◆ **EXERCISE OBJECTIVE**
Take the line containing "Output a JSON" and every line after it to the end of the records, and copy them exactly, excluding pictures.

--- begin ---

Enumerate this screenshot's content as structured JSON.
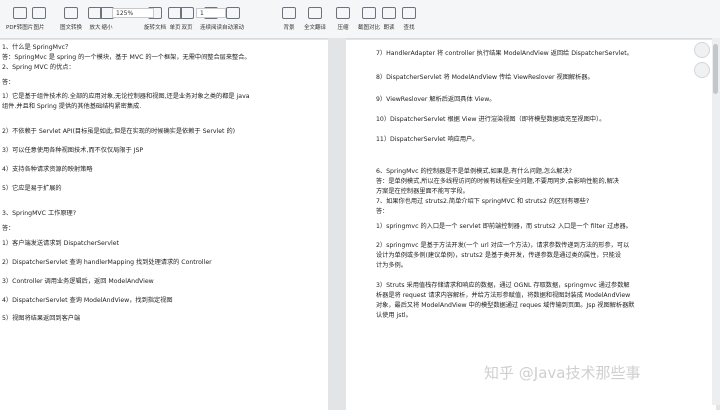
{
  "toolbar": {
    "buttons": [
      {
        "id": "pdf-to-word",
        "label": "PDF转图片"
      },
      {
        "id": "to-image",
        "label": "图片"
      },
      {
        "id": "ocr",
        "label": "图文转换"
      },
      {
        "id": "zoom-in",
        "label": "放大"
      },
      {
        "id": "zoom-out",
        "label": "缩小"
      },
      {
        "id": "rotate",
        "label": "旋转文档"
      },
      {
        "id": "single",
        "label": "单页"
      },
      {
        "id": "double",
        "label": "双页"
      },
      {
        "id": "continuous",
        "label": "连续阅读"
      },
      {
        "id": "auto-scroll",
        "label": "自动滚动"
      },
      {
        "id": "background",
        "label": "背景"
      },
      {
        "id": "translate",
        "label": "全文翻译"
      },
      {
        "id": "compress",
        "label": "压缩"
      },
      {
        "id": "screenshot",
        "label": "截图对比"
      },
      {
        "id": "read",
        "label": "朗读"
      },
      {
        "id": "find",
        "label": "查找"
      }
    ],
    "zoom_value": "125%",
    "page_value": "1"
  },
  "left_page": [
    "1、什么是 SpringMvc？",
    "答：SpringMvc 是 spring 的一个模块，基于 MVC 的一个框架，无需中间整合层来整合。",
    "2、Spring MVC 的优点：",
    "答：",
    "1）它是基于组件技术的.全部的应用对象,无论控制器和视图,还是业务对象之类的都是 java",
    "组件.并且和 Spring 提供的其他基础结构紧密集成.",
    "2）不依赖于 Servlet API(目标虽是如此,但是在实现的时候确实是依赖于 Servlet 的)",
    "3）可以任意使用各种视图技术,而不仅仅局限于 JSP",
    "4）支持各种请求资源的映射策略",
    "5）它应是易于扩展的",
    "3、SpringMVC 工作原理?",
    "答：",
    "1）客户端发送请求到 DispatcherServlet",
    "2）DispatcherServlet 查询 handlerMapping 找到处理请求的 Controller",
    "3）Controller 调用业务逻辑后，返回 ModelAndView",
    "4）DispatcherServlet 查询 ModelAndView，找到指定视图",
    "5）视图将结果返回到客户端"
  ],
  "right_page": [
    "7）HandlerAdapter 将 controller 执行结果 ModelAndView 返回给 DispatcherServlet。",
    "8）DispatcherServlet 将 ModelAndView 传给 ViewReslover 视图解析器。",
    "9）ViewReslover 解析后返回具体 View。",
    "10）DispatcherServlet 根据 View 进行渲染视图（即将模型数据填充至视图中）。",
    "11）DispatcherServlet 响应用户。",
    "6、SpringMvc 的控制器是不是单例模式,如果是,有什么问题,怎么解决?",
    "答：是单例模式,所以在多线程访问的时候有线程安全问题,不要用同步,会影响性能的,解决",
    "方案是在控制器里面不能写字段。",
    "7、如果你也用过 struts2.简单介绍下 springMVC 和 struts2 的区别有哪些?",
    "答：",
    "1）springmvc 的入口是一个 servlet 即前端控制器，而 struts2 入口是一个 filter 过虑器。",
    "2）springmvc 是基于方法开发(一个 url 对应一个方法)，请求参数传递到方法的形参，可以",
    "设计为单例或多例(建议单例)，struts2 是基于类开发，传递参数是通过类的属性，只能设",
    "计为多例。",
    "3）Struts 采用值栈存储请求和响应的数据，通过 OGNL 存取数据，springmvc 通过参数解",
    "析器是将 request 请求内容解析，并给方法形参赋值，将数据和视图封装成 ModelAndView",
    "对象，最后又将 ModelAndView 中的模型数据通过 reques 域传输到页面。Jsp 视图解析器默",
    "认使用 jstl。"
  ],
  "watermark": "知乎 @Java技术那些事"
}
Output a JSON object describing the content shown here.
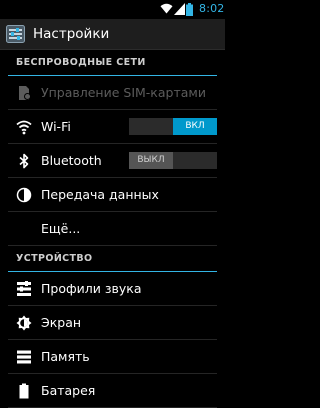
{
  "status_bar": {
    "time": "8:02",
    "time_color": "#33b5e5",
    "icons": [
      "wifi-icon",
      "signal-icon",
      "battery-icon"
    ]
  },
  "action_bar": {
    "title": "Настройки",
    "icon": "settings-app-icon"
  },
  "sections": [
    {
      "label": "БЕСПРОВОДНЫЕ СЕТИ",
      "items": [
        {
          "label": "Управление SIM-картами",
          "icon": "sim-icon",
          "enabled": false
        },
        {
          "label": "Wi-Fi",
          "icon": "wifi-icon",
          "toggle": "ВКЛ",
          "toggle_state": "on"
        },
        {
          "label": "Bluetooth",
          "icon": "bluetooth-icon",
          "toggle": "ВЫКЛ",
          "toggle_state": "off"
        },
        {
          "label": "Передача данных",
          "icon": "data-usage-icon"
        },
        {
          "label": "Ещё...",
          "icon": ""
        }
      ]
    },
    {
      "label": "УСТРОЙСТВО",
      "items": [
        {
          "label": "Профили звука",
          "icon": "audio-profiles-icon"
        },
        {
          "label": "Экран",
          "icon": "display-icon"
        },
        {
          "label": "Память",
          "icon": "storage-icon"
        },
        {
          "label": "Батарея",
          "icon": "battery-icon"
        }
      ]
    }
  ],
  "colors": {
    "accent": "#33b5e5",
    "toggle_on": "#0099cc",
    "background": "#000000"
  }
}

--- end ---

◆ **SOLUTION**
Output a JSON object describing the content shown here.
{
  "status_bar": {
    "time": "8:02",
    "time_color": "#33b5e5",
    "icons": [
      "wifi-icon",
      "signal-icon",
      "battery-icon"
    ]
  },
  "action_bar": {
    "title": "Настройки",
    "icon": "settings-app-icon"
  },
  "sections": [
    {
      "label": "БЕСПРОВОДНЫЕ СЕТИ",
      "items": [
        {
          "label": "Управление SIM-картами",
          "icon": "sim-icon",
          "enabled": false
        },
        {
          "label": "Wi-Fi",
          "icon": "wifi-icon",
          "toggle": "ВКЛ",
          "toggle_state": "on"
        },
        {
          "label": "Bluetooth",
          "icon": "bluetooth-icon",
          "toggle": "ВЫКЛ",
          "toggle_state": "off"
        },
        {
          "label": "Передача данных",
          "icon": "data-usage-icon"
        },
        {
          "label": "Ещё...",
          "icon": ""
        }
      ]
    },
    {
      "label": "УСТРОЙСТВО",
      "items": [
        {
          "label": "Профили звука",
          "icon": "audio-profiles-icon"
        },
        {
          "label": "Экран",
          "icon": "display-icon"
        },
        {
          "label": "Память",
          "icon": "storage-icon"
        },
        {
          "label": "Батарея",
          "icon": "battery-icon"
        }
      ]
    }
  ],
  "colors": {
    "accent": "#33b5e5",
    "toggle_on": "#0099cc",
    "background": "#000000"
  }
}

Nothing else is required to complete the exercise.